» **Assignment**
Every entry should be repeated exactly. Omit the pictures.

» **Exercise data**
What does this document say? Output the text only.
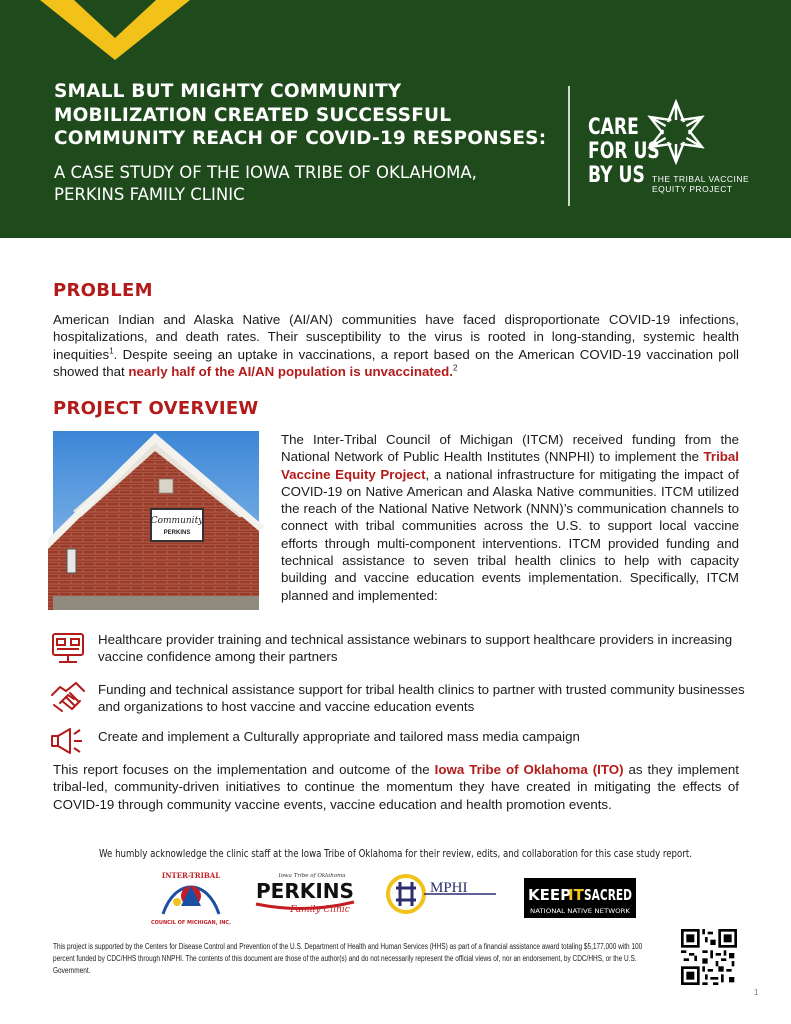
SMALL BUT MIGHTY COMMUNITY
MOBILIZATION CREATED SUCCESSFUL
COMMUNITY REACH OF COVID-19 RESPONSES:
A CASE STUDY OF THE IOWA TRIBE OF OKLAHOMA,
PERKINS FAMILY CLINIC
CARE
FOR US
BY US THE TRIBAL VACCINE
EQUITY PROJECT
PROBLEM

American Indian and Alaska Native (AI/AN) communities have faced disproportionate COVID-19 infections, hospitalizations, and death rates. Their susceptibility to the virus is rooted in long-standing, systemic health inequities$^1$. Despite seeing an uptake in vaccinations, a report based on the American COVID-19 vaccination poll showed that nearly half of the AI/AN population is unvaccinated.$^2$

PROJECT OVERVIEW
Community
PERKINS

The Inter-Tribal Council of Michigan (ITCM) received funding from the National Network of Public Health Institutes (NNPHI) to implement the Tribal Vaccine Equity Project, a national infrastructure for mitigating the impact of COVID-19 on Native American and Alaska Native communities. ITCM utilized the reach of the National Native Network (NNN)’s communication channels to connect with tribal communities across the U.S. to support local vaccine efforts through multi-component interventions. ITCM provided funding and technical assistance to seven tribal health clinics to help with capacity building and vaccine education events implementation. Specifically, ITCM planned and implemented:

Healthcare provider training and technical assistance webinars to support healthcare providers in increasing vaccine confidence among their partners
Funding and technical assistance support for tribal health clinics to partner with trusted community businesses and organizations to host vaccine and vaccine education events
Create and implement a Culturally appropriate and tailored mass media campaign

This report focuses on the implementation and outcome of the Iowa Tribe of Oklahoma (ITO) as they implement tribal-led, community-driven initiatives to continue the momentum they have created in mitigating the effects of COVID-19 through community vaccine events, vaccine education and health promotion events.

We humbly acknowledge the clinic staff at the Iowa Tribe of Oklahoma for their review, edits, and collaboration for this case study report.
INTER-TRIBAL
COUNCIL OF MICHIGAN, INC.
Iowa Tribe of Oklahoma
PERKINS
Family Clinic
MPHI	KEEP
IT SACRED
NATIONAL NATIVE NETWORK
This project is supported by the Centers for Disease Control and Prevention of the U.S. Department of Health and Human Services (HHS) as part of a financial assistance award totaling $5,177,000 with 100 percent funded by CDC/HHS through NNPHI. The contents of this document are those of the author(s) and do not necessarily represent the official views of, nor an endorsement, by CDC/HHS, or the U.S. Government.
1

» **Response to this task**
What does this document say? Output the text only.
SMALL BUT MIGHTY COMMUNITY
MOBILIZATION CREATED SUCCESSFUL
COMMUNITY REACH OF COVID-19 RESPONSES:
A CASE STUDY OF THE IOWA TRIBE OF OKLAHOMA,
PERKINS FAMILY CLINIC
CARE
FOR US
BY US THE TRIBAL VACCINE
EQUITY PROJECT
PROBLEM

American Indian and Alaska Native (AI/AN) communities have faced disproportionate COVID-19 infections, hospitalizations, and death rates. Their susceptibility to the virus is rooted in long-standing, systemic health inequities$^1$. Despite seeing an uptake in vaccinations, a report based on the American COVID-19 vaccination poll showed that nearly half of the AI/AN population is unvaccinated.$^2$

PROJECT OVERVIEW
Community
PERKINS

The Inter-Tribal Council of Michigan (ITCM) received funding from the National Network of Public Health Institutes (NNPHI) to implement the Tribal Vaccine Equity Project, a national infrastructure for mitigating the impact of COVID-19 on Native American and Alaska Native communities. ITCM utilized the reach of the National Native Network (NNN)’s communication channels to connect with tribal communities across the U.S. to support local vaccine efforts through multi-component interventions. ITCM provided funding and technical assistance to seven tribal health clinics to help with capacity building and vaccine education events implementation. Specifically, ITCM planned and implemented:

Healthcare provider training and technical assistance webinars to support healthcare providers in increasing vaccine confidence among their partners
Funding and technical assistance support for tribal health clinics to partner with trusted community businesses and organizations to host vaccine and vaccine education events
Create and implement a Culturally appropriate and tailored mass media campaign

This report focuses on the implementation and outcome of the Iowa Tribe of Oklahoma (ITO) as they implement tribal-led, community-driven initiatives to continue the momentum they have created in mitigating the effects of COVID-19 through community vaccine events, vaccine education and health promotion events.

We humbly acknowledge the clinic staff at the Iowa Tribe of Oklahoma for their review, edits, and collaboration for this case study report.
INTER-TRIBAL
COUNCIL OF MICHIGAN, INC.
Iowa Tribe of Oklahoma
PERKINS
Family Clinic
MPHI	KEEP
IT SACRED
NATIONAL NATIVE NETWORK
This project is supported by the Centers for Disease Control and Prevention of the U.S. Department of Health and Human Services (HHS) as part of a financial assistance award totaling $5,177,000 with 100 percent funded by CDC/HHS through NNPHI. The contents of this document are those of the author(s) and do not necessarily represent the official views of, nor an endorsement, by CDC/HHS, or the U.S. Government.
1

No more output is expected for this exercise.